_Extracted material_
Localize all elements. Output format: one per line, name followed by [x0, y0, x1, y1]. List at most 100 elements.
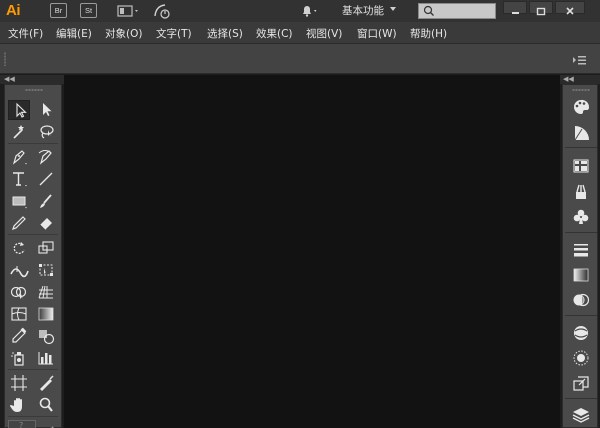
rotate-icon [13, 242, 25, 254]
chevron-down-icon[interactable] [390, 7, 396, 11]
double-chevron-left-icon[interactable]: ◀◀ [4, 76, 15, 83]
line-icon [39, 172, 53, 186]
tools-divider [8, 369, 58, 370]
menu-object[interactable]: 对象(O) [105, 26, 142, 41]
lasso-tool[interactable] [35, 122, 57, 142]
fill-stroke-swatch[interactable]: ? [8, 420, 36, 428]
dock-divider [565, 398, 597, 399]
rectangle-tool[interactable] [8, 191, 30, 211]
swatches-panel-icon[interactable] [570, 156, 592, 176]
pen-nib-icon [12, 150, 27, 165]
symbols-panel-icon[interactable] [570, 207, 592, 227]
symbol-sprayer-tool[interactable] [8, 348, 30, 368]
line-segment-tool[interactable] [35, 169, 57, 189]
gradient-panel-icon[interactable] [570, 265, 592, 285]
width-tool[interactable] [8, 260, 30, 280]
minimize-icon [512, 12, 519, 14]
control-bar-grip[interactable] [4, 52, 6, 66]
control-bar [0, 44, 600, 74]
scale-tool[interactable] [35, 238, 57, 258]
gradient-icon [38, 307, 54, 321]
brushes-panel-icon[interactable] [570, 182, 592, 202]
menu-window[interactable]: 窗口(W) [357, 26, 397, 41]
control-bar-menu-icon[interactable] [572, 52, 588, 66]
menu-view[interactable]: 视图(V) [306, 26, 342, 41]
menu-select[interactable]: 选择(S) [207, 26, 243, 41]
unknown-color-icon: ? [19, 421, 24, 428]
minimize-button[interactable] [503, 1, 527, 14]
shape-builder-icon [10, 286, 27, 300]
hand-tool[interactable] [8, 395, 30, 415]
maximize-icon [536, 7, 546, 16]
free-transform-tool[interactable] [35, 260, 57, 280]
dock-collapse-strip[interactable]: ◀◀ [560, 75, 600, 84]
eraser-tool[interactable] [35, 213, 57, 233]
appearance-panel-icon[interactable] [570, 323, 592, 343]
gpu-performance-icon[interactable] [152, 2, 172, 20]
asset-export-panel-icon[interactable] [570, 373, 592, 393]
menu-effect[interactable]: 效果(C) [256, 26, 293, 41]
panel-dock-grip[interactable] [572, 89, 590, 91]
dock-divider [565, 232, 597, 233]
mesh-tool[interactable] [8, 304, 30, 324]
direct-selection-tool[interactable] [35, 100, 57, 120]
type-tool[interactable] [8, 169, 30, 189]
notifications-icon[interactable] [298, 2, 322, 20]
menu-file[interactable]: 文件(F) [8, 26, 43, 41]
swap-fill-stroke-icon[interactable] [45, 421, 55, 428]
arrange-documents-icon[interactable] [116, 2, 142, 20]
panel-dock [562, 84, 598, 428]
double-chevron-left-icon[interactable]: ◀◀ [563, 76, 574, 83]
color-panel-icon[interactable] [570, 97, 592, 117]
gradient-tool[interactable] [35, 304, 57, 324]
dock-divider [565, 315, 597, 316]
shape-builder-tool[interactable] [8, 282, 30, 302]
tools-divider [8, 416, 58, 417]
layers-panel-icon[interactable] [570, 405, 592, 425]
width-icon [10, 266, 29, 278]
selection-tool[interactable] [8, 100, 30, 120]
magic-wand-tool[interactable] [8, 122, 30, 142]
color-guide-panel-icon[interactable] [570, 123, 592, 143]
menu-edit[interactable]: 编辑(E) [56, 26, 92, 41]
stock-button[interactable]: St [80, 3, 97, 18]
magic-wand-icon [13, 125, 24, 139]
perspective-grid-tool[interactable] [35, 282, 57, 302]
slice-tool[interactable] [35, 373, 57, 393]
search-input[interactable] [418, 3, 496, 19]
scale-icon [38, 241, 54, 254]
zoom-tool[interactable] [35, 395, 57, 415]
eyedropper-tool[interactable] [8, 326, 30, 346]
artboard-tool[interactable] [8, 373, 30, 393]
hand-icon [10, 398, 22, 412]
rotate-tool[interactable] [8, 238, 30, 258]
pen-tool[interactable] [8, 147, 30, 167]
close-button[interactable] [555, 1, 585, 15]
document-canvas[interactable] [64, 75, 560, 428]
column-graph-icon [38, 352, 53, 365]
column-graph-tool[interactable] [35, 348, 57, 368]
symbol-sprayer-icon [11, 352, 24, 366]
selection-arrow-icon [16, 102, 27, 118]
eraser-icon [39, 218, 52, 231]
tools-panel-grip[interactable] [25, 89, 43, 91]
menu-type[interactable]: 文字(T) [156, 26, 192, 41]
stroke-panel-icon[interactable] [570, 240, 592, 260]
tools-divider [8, 234, 58, 235]
toolbar-collapse-strip[interactable]: ◀◀ [0, 75, 64, 84]
workspace-switcher[interactable]: 基本功能 [342, 3, 384, 18]
transparency-panel-icon[interactable] [570, 290, 592, 310]
direct-selection-arrow-icon [43, 103, 52, 116]
graphic-styles-panel-icon[interactable] [570, 348, 592, 368]
curvature-tool[interactable] [35, 147, 57, 167]
paintbrush-tool[interactable] [35, 191, 57, 211]
menu-bar: 文件(F) 编辑(E) 对象(O) 文字(T) 选择(S) 效果(C) 视图(V… [0, 22, 600, 44]
eyedropper-icon [12, 327, 27, 343]
app-logo: Ai [6, 2, 21, 19]
bridge-button[interactable]: Br [50, 3, 67, 18]
blend-tool[interactable] [35, 326, 57, 346]
curvature-pen-icon [38, 150, 52, 165]
maximize-button[interactable] [529, 1, 553, 16]
pencil-tool[interactable] [8, 213, 30, 233]
menu-help[interactable]: 帮助(H) [410, 26, 447, 41]
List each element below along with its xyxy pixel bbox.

_Directive_
Copy everything from the line containing "rotate-icon [13, 242, 25, 254]" down to the line containing "lasso-tool[interactable] [35, 122, 57, 142]", replacing "tools-divider" with "tools-separator" and leaving the rest unchanged.

_Task answer_
rotate-icon [13, 242, 25, 254]
chevron-down-icon[interactable] [390, 7, 396, 11]
double-chevron-left-icon[interactable]: ◀◀ [4, 76, 15, 83]
line-icon [39, 172, 53, 186]
tools-separator [8, 369, 58, 370]
menu-object[interactable]: 对象(O) [105, 26, 142, 41]
lasso-tool[interactable] [35, 122, 57, 142]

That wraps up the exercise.